What you have to do: Which lines in the records below contain the word "Assigns"? Copy each one out.

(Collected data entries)
____________________
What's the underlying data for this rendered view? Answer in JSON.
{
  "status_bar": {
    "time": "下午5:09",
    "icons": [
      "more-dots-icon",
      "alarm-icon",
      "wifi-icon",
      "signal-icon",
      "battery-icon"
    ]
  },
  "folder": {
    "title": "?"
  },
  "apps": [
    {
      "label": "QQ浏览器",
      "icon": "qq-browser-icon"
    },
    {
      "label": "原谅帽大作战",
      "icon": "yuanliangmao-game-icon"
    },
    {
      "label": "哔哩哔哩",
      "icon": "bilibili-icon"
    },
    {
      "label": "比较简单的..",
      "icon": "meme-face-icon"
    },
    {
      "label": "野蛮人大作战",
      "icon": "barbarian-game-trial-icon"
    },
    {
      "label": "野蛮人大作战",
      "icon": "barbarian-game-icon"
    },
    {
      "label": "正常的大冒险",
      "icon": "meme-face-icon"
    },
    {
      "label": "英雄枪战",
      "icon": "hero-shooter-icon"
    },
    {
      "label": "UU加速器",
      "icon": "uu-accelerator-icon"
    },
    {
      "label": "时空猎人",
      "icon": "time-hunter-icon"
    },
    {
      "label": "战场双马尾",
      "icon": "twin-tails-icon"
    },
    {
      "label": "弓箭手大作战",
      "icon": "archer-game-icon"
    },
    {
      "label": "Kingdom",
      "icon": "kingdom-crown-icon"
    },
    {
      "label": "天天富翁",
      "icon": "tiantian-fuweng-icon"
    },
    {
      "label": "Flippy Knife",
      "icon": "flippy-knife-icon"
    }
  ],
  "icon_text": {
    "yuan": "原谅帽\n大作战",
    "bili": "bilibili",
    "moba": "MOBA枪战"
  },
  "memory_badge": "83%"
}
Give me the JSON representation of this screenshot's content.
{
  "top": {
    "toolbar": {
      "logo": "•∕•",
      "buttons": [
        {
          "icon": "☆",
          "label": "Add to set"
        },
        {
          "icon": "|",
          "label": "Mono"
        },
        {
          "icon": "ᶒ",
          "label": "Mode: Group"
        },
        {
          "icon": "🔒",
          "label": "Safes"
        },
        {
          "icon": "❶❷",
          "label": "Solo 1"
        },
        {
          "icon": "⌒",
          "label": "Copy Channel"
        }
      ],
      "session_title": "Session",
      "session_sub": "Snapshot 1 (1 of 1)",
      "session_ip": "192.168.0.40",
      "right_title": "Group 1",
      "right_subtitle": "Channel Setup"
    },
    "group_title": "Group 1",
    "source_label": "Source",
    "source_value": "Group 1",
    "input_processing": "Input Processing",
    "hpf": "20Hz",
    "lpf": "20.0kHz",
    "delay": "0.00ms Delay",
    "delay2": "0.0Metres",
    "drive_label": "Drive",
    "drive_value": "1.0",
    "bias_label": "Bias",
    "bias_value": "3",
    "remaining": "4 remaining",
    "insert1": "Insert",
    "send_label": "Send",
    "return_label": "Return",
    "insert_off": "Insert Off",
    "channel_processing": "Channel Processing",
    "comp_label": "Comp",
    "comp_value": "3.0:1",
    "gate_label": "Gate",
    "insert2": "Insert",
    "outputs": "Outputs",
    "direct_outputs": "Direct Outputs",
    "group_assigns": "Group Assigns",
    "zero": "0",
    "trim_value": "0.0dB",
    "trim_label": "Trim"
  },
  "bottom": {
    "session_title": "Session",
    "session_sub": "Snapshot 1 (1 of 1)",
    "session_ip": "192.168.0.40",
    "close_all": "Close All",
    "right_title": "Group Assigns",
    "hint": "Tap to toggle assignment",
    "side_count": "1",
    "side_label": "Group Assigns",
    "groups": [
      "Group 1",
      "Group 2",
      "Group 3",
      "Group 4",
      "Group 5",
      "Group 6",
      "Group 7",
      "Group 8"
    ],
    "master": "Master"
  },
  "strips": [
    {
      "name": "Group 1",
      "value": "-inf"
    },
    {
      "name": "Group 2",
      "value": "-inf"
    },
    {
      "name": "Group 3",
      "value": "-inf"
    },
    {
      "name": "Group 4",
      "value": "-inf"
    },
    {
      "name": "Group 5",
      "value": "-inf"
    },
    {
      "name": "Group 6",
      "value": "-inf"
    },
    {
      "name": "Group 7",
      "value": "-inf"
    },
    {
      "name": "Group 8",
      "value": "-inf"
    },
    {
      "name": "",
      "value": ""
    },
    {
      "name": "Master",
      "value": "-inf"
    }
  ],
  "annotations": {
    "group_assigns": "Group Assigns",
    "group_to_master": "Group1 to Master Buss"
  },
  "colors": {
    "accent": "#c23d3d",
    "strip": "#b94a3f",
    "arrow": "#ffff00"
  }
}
____________________
Full answer:
    "group_assigns": "Group Assigns",
    "right_title": "Group Assigns",
    "side_label": "Group Assigns",
    "group_assigns": "Group Assigns",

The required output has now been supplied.